» Task description:
Retype each record below word for word. Leave the pictures out.

[Stored data entries]
┏━━
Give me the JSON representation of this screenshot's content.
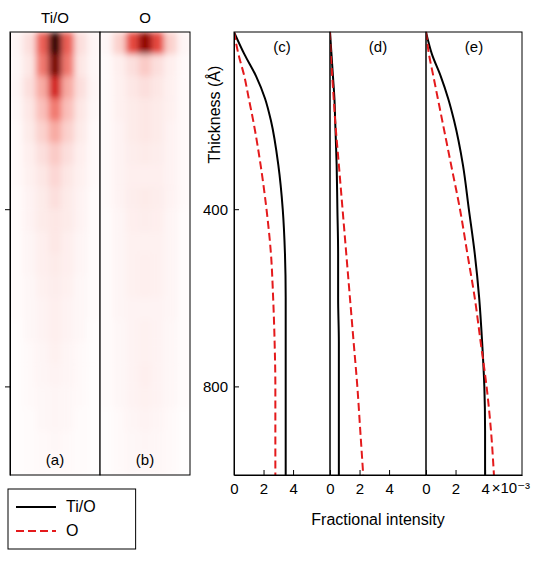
{
  "chart_data": [
    {
      "type": "heatmap",
      "title": "Ti/O",
      "label": "(a)",
      "ylim": [
        0,
        1000
      ],
      "yticks": [
        400,
        800
      ],
      "tick_labels": false,
      "zlim": [
        0,
        1
      ],
      "cells": [
        [
          0.05,
          0.15,
          0.45,
          1.0,
          0.45,
          0.15,
          0.05
        ],
        [
          0.04,
          0.12,
          0.4,
          0.85,
          0.4,
          0.12,
          0.04
        ],
        [
          0.05,
          0.15,
          0.3,
          0.6,
          0.3,
          0.15,
          0.05
        ],
        [
          0.04,
          0.12,
          0.25,
          0.4,
          0.25,
          0.12,
          0.04
        ],
        [
          0.03,
          0.1,
          0.2,
          0.3,
          0.2,
          0.1,
          0.03
        ],
        [
          0.03,
          0.08,
          0.15,
          0.22,
          0.15,
          0.08,
          0.03
        ],
        [
          0.03,
          0.07,
          0.12,
          0.18,
          0.12,
          0.07,
          0.03
        ],
        [
          0.02,
          0.06,
          0.1,
          0.15,
          0.1,
          0.06,
          0.02
        ],
        [
          0.02,
          0.06,
          0.1,
          0.12,
          0.1,
          0.06,
          0.02
        ],
        [
          0.02,
          0.05,
          0.08,
          0.12,
          0.08,
          0.05,
          0.02
        ],
        [
          0.02,
          0.05,
          0.08,
          0.1,
          0.08,
          0.05,
          0.02
        ],
        [
          0.02,
          0.04,
          0.07,
          0.09,
          0.07,
          0.04,
          0.02
        ],
        [
          0.02,
          0.04,
          0.06,
          0.08,
          0.06,
          0.04,
          0.02
        ],
        [
          0.01,
          0.04,
          0.06,
          0.08,
          0.06,
          0.04,
          0.01
        ],
        [
          0.01,
          0.03,
          0.05,
          0.07,
          0.05,
          0.03,
          0.01
        ],
        [
          0.01,
          0.03,
          0.05,
          0.06,
          0.05,
          0.03,
          0.01
        ],
        [
          0.01,
          0.03,
          0.04,
          0.05,
          0.04,
          0.03,
          0.01
        ],
        [
          0.01,
          0.02,
          0.04,
          0.05,
          0.04,
          0.02,
          0.01
        ],
        [
          0.01,
          0.02,
          0.03,
          0.04,
          0.03,
          0.02,
          0.01
        ],
        [
          0.01,
          0.02,
          0.03,
          0.03,
          0.03,
          0.02,
          0.01
        ]
      ]
    },
    {
      "type": "heatmap",
      "title": "O",
      "label": "(b)",
      "ylim": [
        0,
        1000
      ],
      "tick_labels": false,
      "zlim": [
        0,
        1
      ],
      "cells": [
        [
          0.05,
          0.2,
          0.5,
          0.8,
          0.5,
          0.2,
          0.05
        ],
        [
          0.03,
          0.08,
          0.15,
          0.22,
          0.15,
          0.08,
          0.03
        ],
        [
          0.03,
          0.07,
          0.12,
          0.15,
          0.12,
          0.07,
          0.03
        ],
        [
          0.03,
          0.07,
          0.1,
          0.12,
          0.1,
          0.07,
          0.03
        ],
        [
          0.03,
          0.06,
          0.1,
          0.12,
          0.1,
          0.06,
          0.03
        ],
        [
          0.03,
          0.06,
          0.09,
          0.1,
          0.09,
          0.06,
          0.03
        ],
        [
          0.03,
          0.06,
          0.08,
          0.08,
          0.08,
          0.06,
          0.03
        ],
        [
          0.03,
          0.06,
          0.09,
          0.1,
          0.09,
          0.06,
          0.03
        ],
        [
          0.02,
          0.05,
          0.08,
          0.09,
          0.08,
          0.05,
          0.02
        ],
        [
          0.02,
          0.05,
          0.07,
          0.07,
          0.07,
          0.05,
          0.02
        ],
        [
          0.02,
          0.05,
          0.07,
          0.08,
          0.07,
          0.05,
          0.02
        ],
        [
          0.02,
          0.05,
          0.07,
          0.08,
          0.07,
          0.05,
          0.02
        ],
        [
          0.02,
          0.05,
          0.06,
          0.06,
          0.06,
          0.05,
          0.02
        ],
        [
          0.02,
          0.04,
          0.06,
          0.07,
          0.06,
          0.04,
          0.02
        ],
        [
          0.02,
          0.04,
          0.06,
          0.07,
          0.06,
          0.04,
          0.02
        ],
        [
          0.02,
          0.04,
          0.06,
          0.08,
          0.06,
          0.04,
          0.02
        ],
        [
          0.02,
          0.04,
          0.06,
          0.07,
          0.06,
          0.04,
          0.02
        ],
        [
          0.01,
          0.03,
          0.05,
          0.06,
          0.05,
          0.03,
          0.01
        ],
        [
          0.01,
          0.03,
          0.04,
          0.05,
          0.04,
          0.03,
          0.01
        ],
        [
          0.01,
          0.03,
          0.04,
          0.04,
          0.04,
          0.03,
          0.01
        ]
      ]
    },
    {
      "type": "line",
      "label": "(c)",
      "ylabel": "Thickness (Å)",
      "legend": "bottom-left",
      "y": [
        0,
        50,
        100,
        150,
        200,
        300,
        400,
        500,
        600,
        700,
        800,
        900,
        1000
      ],
      "xlim": [
        0,
        6.5
      ],
      "xticks": [
        0,
        2,
        4
      ],
      "ylim": [
        0,
        1000
      ],
      "yticks": [
        400,
        800
      ],
      "series": [
        {
          "name": "Ti/O",
          "color": "#000000",
          "line_style": "solid",
          "values": [
            0,
            0.7,
            1.5,
            2.1,
            2.5,
            3.0,
            3.3,
            3.45,
            3.5,
            3.5,
            3.5,
            3.5,
            3.5
          ]
        },
        {
          "name": "O",
          "color": "#e41a1c",
          "line_style": "dashed",
          "values": [
            0,
            0.3,
            0.7,
            1.0,
            1.3,
            1.8,
            2.2,
            2.5,
            2.65,
            2.75,
            2.8,
            2.8,
            2.8
          ]
        }
      ]
    },
    {
      "type": "line",
      "label": "(d)",
      "xlabel": "Fractional intensity",
      "tick_labels": "x",
      "y": [
        0,
        50,
        100,
        150,
        200,
        300,
        400,
        500,
        600,
        700,
        800,
        900,
        1000
      ],
      "xlim": [
        0,
        6.5
      ],
      "xticks": [
        0,
        2,
        4
      ],
      "ylim": [
        0,
        1000
      ],
      "series": [
        {
          "color": "#000000",
          "line_style": "solid",
          "values": [
            0,
            0.1,
            0.2,
            0.3,
            0.35,
            0.45,
            0.5,
            0.55,
            0.55,
            0.6,
            0.6,
            0.6,
            0.6
          ]
        },
        {
          "color": "#e41a1c",
          "line_style": "dashed",
          "values": [
            0,
            0.05,
            0.15,
            0.25,
            0.35,
            0.6,
            0.85,
            1.1,
            1.35,
            1.6,
            1.85,
            2.05,
            2.25
          ]
        }
      ]
    },
    {
      "type": "line",
      "label": "(e)",
      "tick_labels": "x",
      "annotations": [
        {
          "text": "×10⁻³"
        }
      ],
      "y": [
        0,
        50,
        100,
        150,
        200,
        300,
        400,
        500,
        600,
        700,
        800,
        900,
        1000
      ],
      "xlim": [
        0,
        6.5
      ],
      "xticks": [
        0,
        2,
        4
      ],
      "ylim": [
        0,
        1000
      ],
      "series": [
        {
          "color": "#000000",
          "line_style": "solid",
          "values": [
            0,
            0.4,
            1.0,
            1.5,
            1.9,
            2.5,
            2.9,
            3.3,
            3.6,
            3.8,
            3.95,
            4.0,
            4.0
          ]
        },
        {
          "color": "#e41a1c",
          "line_style": "dashed",
          "values": [
            0,
            0.2,
            0.5,
            0.8,
            1.1,
            1.7,
            2.3,
            2.8,
            3.3,
            3.7,
            4.1,
            4.4,
            4.6
          ]
        }
      ]
    }
  ]
}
┗━━
» Response:
Give me the JSON representation of this screenshot's content.
{
  "chart_data": [
    {
      "type": "heatmap",
      "title": "Ti/O",
      "label": "(a)",
      "ylim": [
        0,
        1000
      ],
      "yticks": [
        400,
        800
      ],
      "tick_labels": false,
      "zlim": [
        0,
        1
      ],
      "cells": [
        [
          0.05,
          0.15,
          0.45,
          1.0,
          0.45,
          0.15,
          0.05
        ],
        [
          0.04,
          0.12,
          0.4,
          0.85,
          0.4,
          0.12,
          0.04
        ],
        [
          0.05,
          0.15,
          0.3,
          0.6,
          0.3,
          0.15,
          0.05
        ],
        [
          0.04,
          0.12,
          0.25,
          0.4,
          0.25,
          0.12,
          0.04
        ],
        [
          0.03,
          0.1,
          0.2,
          0.3,
          0.2,
          0.1,
          0.03
        ],
        [
          0.03,
          0.08,
          0.15,
          0.22,
          0.15,
          0.08,
          0.03
        ],
        [
          0.03,
          0.07,
          0.12,
          0.18,
          0.12,
          0.07,
          0.03
        ],
        [
          0.02,
          0.06,
          0.1,
          0.15,
          0.1,
          0.06,
          0.02
        ],
        [
          0.02,
          0.06,
          0.1,
          0.12,
          0.1,
          0.06,
          0.02
        ],
        [
          0.02,
          0.05,
          0.08,
          0.12,
          0.08,
          0.05,
          0.02
        ],
        [
          0.02,
          0.05,
          0.08,
          0.1,
          0.08,
          0.05,
          0.02
        ],
        [
          0.02,
          0.04,
          0.07,
          0.09,
          0.07,
          0.04,
          0.02
        ],
        [
          0.02,
          0.04,
          0.06,
          0.08,
          0.06,
          0.04,
          0.02
        ],
        [
          0.01,
          0.04,
          0.06,
          0.08,
          0.06,
          0.04,
          0.01
        ],
        [
          0.01,
          0.03,
          0.05,
          0.07,
          0.05,
          0.03,
          0.01
        ],
        [
          0.01,
          0.03,
          0.05,
          0.06,
          0.05,
          0.03,
          0.01
        ],
        [
          0.01,
          0.03,
          0.04,
          0.05,
          0.04,
          0.03,
          0.01
        ],
        [
          0.01,
          0.02,
          0.04,
          0.05,
          0.04,
          0.02,
          0.01
        ],
        [
          0.01,
          0.02,
          0.03,
          0.04,
          0.03,
          0.02,
          0.01
        ],
        [
          0.01,
          0.02,
          0.03,
          0.03,
          0.03,
          0.02,
          0.01
        ]
      ]
    },
    {
      "type": "heatmap",
      "title": "O",
      "label": "(b)",
      "ylim": [
        0,
        1000
      ],
      "tick_labels": false,
      "zlim": [
        0,
        1
      ],
      "cells": [
        [
          0.05,
          0.2,
          0.5,
          0.8,
          0.5,
          0.2,
          0.05
        ],
        [
          0.03,
          0.08,
          0.15,
          0.22,
          0.15,
          0.08,
          0.03
        ],
        [
          0.03,
          0.07,
          0.12,
          0.15,
          0.12,
          0.07,
          0.03
        ],
        [
          0.03,
          0.07,
          0.1,
          0.12,
          0.1,
          0.07,
          0.03
        ],
        [
          0.03,
          0.06,
          0.1,
          0.12,
          0.1,
          0.06,
          0.03
        ],
        [
          0.03,
          0.06,
          0.09,
          0.1,
          0.09,
          0.06,
          0.03
        ],
        [
          0.03,
          0.06,
          0.08,
          0.08,
          0.08,
          0.06,
          0.03
        ],
        [
          0.03,
          0.06,
          0.09,
          0.1,
          0.09,
          0.06,
          0.03
        ],
        [
          0.02,
          0.05,
          0.08,
          0.09,
          0.08,
          0.05,
          0.02
        ],
        [
          0.02,
          0.05,
          0.07,
          0.07,
          0.07,
          0.05,
          0.02
        ],
        [
          0.02,
          0.05,
          0.07,
          0.08,
          0.07,
          0.05,
          0.02
        ],
        [
          0.02,
          0.05,
          0.07,
          0.08,
          0.07,
          0.05,
          0.02
        ],
        [
          0.02,
          0.05,
          0.06,
          0.06,
          0.06,
          0.05,
          0.02
        ],
        [
          0.02,
          0.04,
          0.06,
          0.07,
          0.06,
          0.04,
          0.02
        ],
        [
          0.02,
          0.04,
          0.06,
          0.07,
          0.06,
          0.04,
          0.02
        ],
        [
          0.02,
          0.04,
          0.06,
          0.08,
          0.06,
          0.04,
          0.02
        ],
        [
          0.02,
          0.04,
          0.06,
          0.07,
          0.06,
          0.04,
          0.02
        ],
        [
          0.01,
          0.03,
          0.05,
          0.06,
          0.05,
          0.03,
          0.01
        ],
        [
          0.01,
          0.03,
          0.04,
          0.05,
          0.04,
          0.03,
          0.01
        ],
        [
          0.01,
          0.03,
          0.04,
          0.04,
          0.04,
          0.03,
          0.01
        ]
      ]
    },
    {
      "type": "line",
      "label": "(c)",
      "ylabel": "Thickness (Å)",
      "legend": "bottom-left",
      "y": [
        0,
        50,
        100,
        150,
        200,
        300,
        400,
        500,
        600,
        700,
        800,
        900,
        1000
      ],
      "xlim": [
        0,
        6.5
      ],
      "xticks": [
        0,
        2,
        4
      ],
      "ylim": [
        0,
        1000
      ],
      "yticks": [
        400,
        800
      ],
      "series": [
        {
          "name": "Ti/O",
          "color": "#000000",
          "line_style": "solid",
          "values": [
            0,
            0.7,
            1.5,
            2.1,
            2.5,
            3.0,
            3.3,
            3.45,
            3.5,
            3.5,
            3.5,
            3.5,
            3.5
          ]
        },
        {
          "name": "O",
          "color": "#e41a1c",
          "line_style": "dashed",
          "values": [
            0,
            0.3,
            0.7,
            1.0,
            1.3,
            1.8,
            2.2,
            2.5,
            2.65,
            2.75,
            2.8,
            2.8,
            2.8
          ]
        }
      ]
    },
    {
      "type": "line",
      "label": "(d)",
      "xlabel": "Fractional intensity",
      "tick_labels": "x",
      "y": [
        0,
        50,
        100,
        150,
        200,
        300,
        400,
        500,
        600,
        700,
        800,
        900,
        1000
      ],
      "xlim": [
        0,
        6.5
      ],
      "xticks": [
        0,
        2,
        4
      ],
      "ylim": [
        0,
        1000
      ],
      "series": [
        {
          "color": "#000000",
          "line_style": "solid",
          "values": [
            0,
            0.1,
            0.2,
            0.3,
            0.35,
            0.45,
            0.5,
            0.55,
            0.55,
            0.6,
            0.6,
            0.6,
            0.6
          ]
        },
        {
          "color": "#e41a1c",
          "line_style": "dashed",
          "values": [
            0,
            0.05,
            0.15,
            0.25,
            0.35,
            0.6,
            0.85,
            1.1,
            1.35,
            1.6,
            1.85,
            2.05,
            2.25
          ]
        }
      ]
    },
    {
      "type": "line",
      "label": "(e)",
      "tick_labels": "x",
      "annotations": [
        {
          "text": "×10⁻³"
        }
      ],
      "y": [
        0,
        50,
        100,
        150,
        200,
        300,
        400,
        500,
        600,
        700,
        800,
        900,
        1000
      ],
      "xlim": [
        0,
        6.5
      ],
      "xticks": [
        0,
        2,
        4
      ],
      "ylim": [
        0,
        1000
      ],
      "series": [
        {
          "color": "#000000",
          "line_style": "solid",
          "values": [
            0,
            0.4,
            1.0,
            1.5,
            1.9,
            2.5,
            2.9,
            3.3,
            3.6,
            3.8,
            3.95,
            4.0,
            4.0
          ]
        },
        {
          "color": "#e41a1c",
          "line_style": "dashed",
          "values": [
            0,
            0.2,
            0.5,
            0.8,
            1.1,
            1.7,
            2.3,
            2.8,
            3.3,
            3.7,
            4.1,
            4.4,
            4.6
          ]
        }
      ]
    }
  ]
}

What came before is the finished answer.